* What you are asked to do:
Repeat the data word for word. Do not include the pictures.

* Information provided:
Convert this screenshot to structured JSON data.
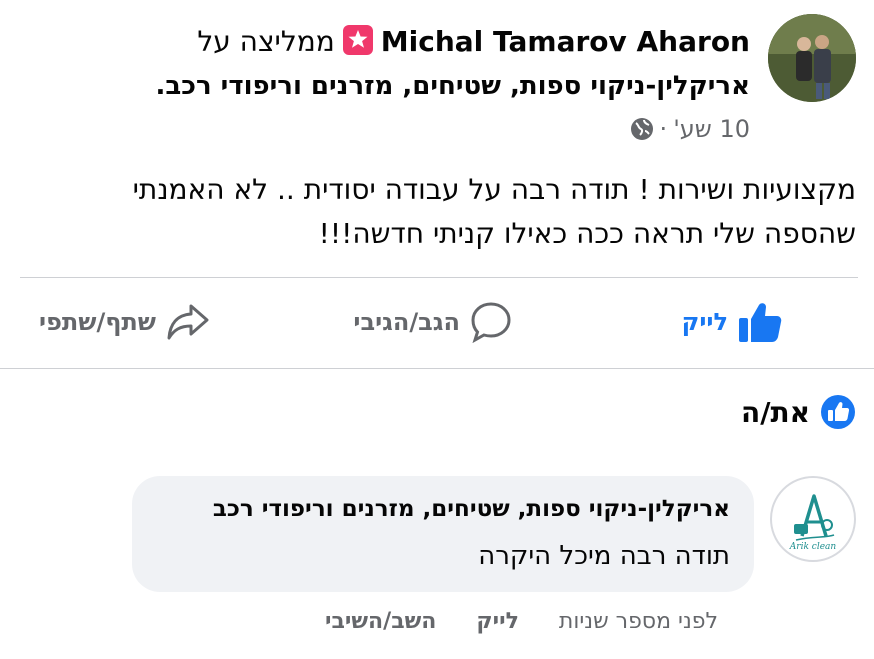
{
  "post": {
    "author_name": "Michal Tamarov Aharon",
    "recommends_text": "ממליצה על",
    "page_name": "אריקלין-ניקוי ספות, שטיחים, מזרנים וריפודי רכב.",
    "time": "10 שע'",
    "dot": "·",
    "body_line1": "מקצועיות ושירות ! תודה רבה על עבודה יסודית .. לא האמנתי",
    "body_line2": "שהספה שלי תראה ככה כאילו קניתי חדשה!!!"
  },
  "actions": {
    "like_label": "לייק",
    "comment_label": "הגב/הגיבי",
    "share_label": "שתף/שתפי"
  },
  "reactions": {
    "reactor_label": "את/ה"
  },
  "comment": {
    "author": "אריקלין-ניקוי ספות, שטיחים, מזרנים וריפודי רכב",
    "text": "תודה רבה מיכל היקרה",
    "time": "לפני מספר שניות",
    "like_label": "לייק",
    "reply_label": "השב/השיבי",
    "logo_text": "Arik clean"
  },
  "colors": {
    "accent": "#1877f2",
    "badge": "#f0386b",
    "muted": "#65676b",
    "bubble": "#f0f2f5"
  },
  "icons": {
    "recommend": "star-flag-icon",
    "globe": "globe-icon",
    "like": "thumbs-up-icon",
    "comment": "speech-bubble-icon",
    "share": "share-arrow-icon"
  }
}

* Solution for this problem:
Convert this screenshot to structured JSON data.
{
  "post": {
    "author_name": "Michal Tamarov Aharon",
    "recommends_text": "ממליצה על",
    "page_name": "אריקלין-ניקוי ספות, שטיחים, מזרנים וריפודי רכב.",
    "time": "10 שע'",
    "dot": "·",
    "body_line1": "מקצועיות ושירות ! תודה רבה על עבודה יסודית .. לא האמנתי",
    "body_line2": "שהספה שלי תראה ככה כאילו קניתי חדשה!!!"
  },
  "actions": {
    "like_label": "לייק",
    "comment_label": "הגב/הגיבי",
    "share_label": "שתף/שתפי"
  },
  "reactions": {
    "reactor_label": "את/ה"
  },
  "comment": {
    "author": "אריקלין-ניקוי ספות, שטיחים, מזרנים וריפודי רכב",
    "text": "תודה רבה מיכל היקרה",
    "time": "לפני מספר שניות",
    "like_label": "לייק",
    "reply_label": "השב/השיבי",
    "logo_text": "Arik clean"
  },
  "colors": {
    "accent": "#1877f2",
    "badge": "#f0386b",
    "muted": "#65676b",
    "bubble": "#f0f2f5"
  },
  "icons": {
    "recommend": "star-flag-icon",
    "globe": "globe-icon",
    "like": "thumbs-up-icon",
    "comment": "speech-bubble-icon",
    "share": "share-arrow-icon"
  }
}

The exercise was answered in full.